Read the listing below and copy out every line that holds "document".

--- START OF Information supplied ---

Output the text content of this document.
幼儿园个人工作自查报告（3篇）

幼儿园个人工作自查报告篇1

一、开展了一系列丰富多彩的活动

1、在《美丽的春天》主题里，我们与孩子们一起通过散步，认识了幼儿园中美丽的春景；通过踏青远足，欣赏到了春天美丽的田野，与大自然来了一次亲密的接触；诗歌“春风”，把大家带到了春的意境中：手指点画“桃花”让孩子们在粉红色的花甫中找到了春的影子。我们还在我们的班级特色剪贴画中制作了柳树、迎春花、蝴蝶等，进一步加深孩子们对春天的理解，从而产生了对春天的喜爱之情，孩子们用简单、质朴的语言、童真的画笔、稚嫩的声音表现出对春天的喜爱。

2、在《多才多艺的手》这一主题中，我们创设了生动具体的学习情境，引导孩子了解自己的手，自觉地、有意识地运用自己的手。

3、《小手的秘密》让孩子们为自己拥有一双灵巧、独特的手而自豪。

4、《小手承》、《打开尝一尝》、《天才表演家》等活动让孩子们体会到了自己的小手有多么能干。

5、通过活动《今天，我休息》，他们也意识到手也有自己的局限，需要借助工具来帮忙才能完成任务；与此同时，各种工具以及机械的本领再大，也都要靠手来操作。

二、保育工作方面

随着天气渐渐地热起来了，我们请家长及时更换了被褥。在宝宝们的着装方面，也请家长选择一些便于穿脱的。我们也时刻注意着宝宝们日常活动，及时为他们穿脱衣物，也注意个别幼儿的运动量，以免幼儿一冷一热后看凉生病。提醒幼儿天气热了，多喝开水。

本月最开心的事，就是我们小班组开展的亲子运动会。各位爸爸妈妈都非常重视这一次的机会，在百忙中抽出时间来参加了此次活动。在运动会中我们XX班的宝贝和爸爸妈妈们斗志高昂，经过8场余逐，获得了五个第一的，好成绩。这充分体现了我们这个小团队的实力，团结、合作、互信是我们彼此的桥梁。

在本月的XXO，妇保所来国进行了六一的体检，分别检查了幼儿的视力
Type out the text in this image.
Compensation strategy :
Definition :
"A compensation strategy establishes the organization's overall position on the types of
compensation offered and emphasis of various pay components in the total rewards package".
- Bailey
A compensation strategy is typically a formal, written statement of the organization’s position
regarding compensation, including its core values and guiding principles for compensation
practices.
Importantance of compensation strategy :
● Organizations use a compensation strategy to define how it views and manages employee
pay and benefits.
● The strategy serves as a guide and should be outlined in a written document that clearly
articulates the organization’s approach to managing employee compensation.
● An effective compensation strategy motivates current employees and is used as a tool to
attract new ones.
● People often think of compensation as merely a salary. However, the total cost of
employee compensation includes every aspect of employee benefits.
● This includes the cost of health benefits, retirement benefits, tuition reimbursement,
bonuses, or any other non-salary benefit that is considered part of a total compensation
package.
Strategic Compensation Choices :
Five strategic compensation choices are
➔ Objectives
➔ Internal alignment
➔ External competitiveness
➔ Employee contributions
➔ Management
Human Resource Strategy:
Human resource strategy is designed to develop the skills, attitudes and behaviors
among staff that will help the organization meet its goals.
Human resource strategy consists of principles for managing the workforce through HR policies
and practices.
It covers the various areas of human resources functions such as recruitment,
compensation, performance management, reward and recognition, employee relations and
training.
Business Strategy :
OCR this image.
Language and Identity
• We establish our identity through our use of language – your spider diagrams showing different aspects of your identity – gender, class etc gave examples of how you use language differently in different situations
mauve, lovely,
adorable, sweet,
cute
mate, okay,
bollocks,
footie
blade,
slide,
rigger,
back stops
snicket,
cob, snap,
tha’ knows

--- END OF Information supplied ---

Correct result:
Output the text content of this document.
● The strategy serves as a guide and should be outlined in a written document that clearly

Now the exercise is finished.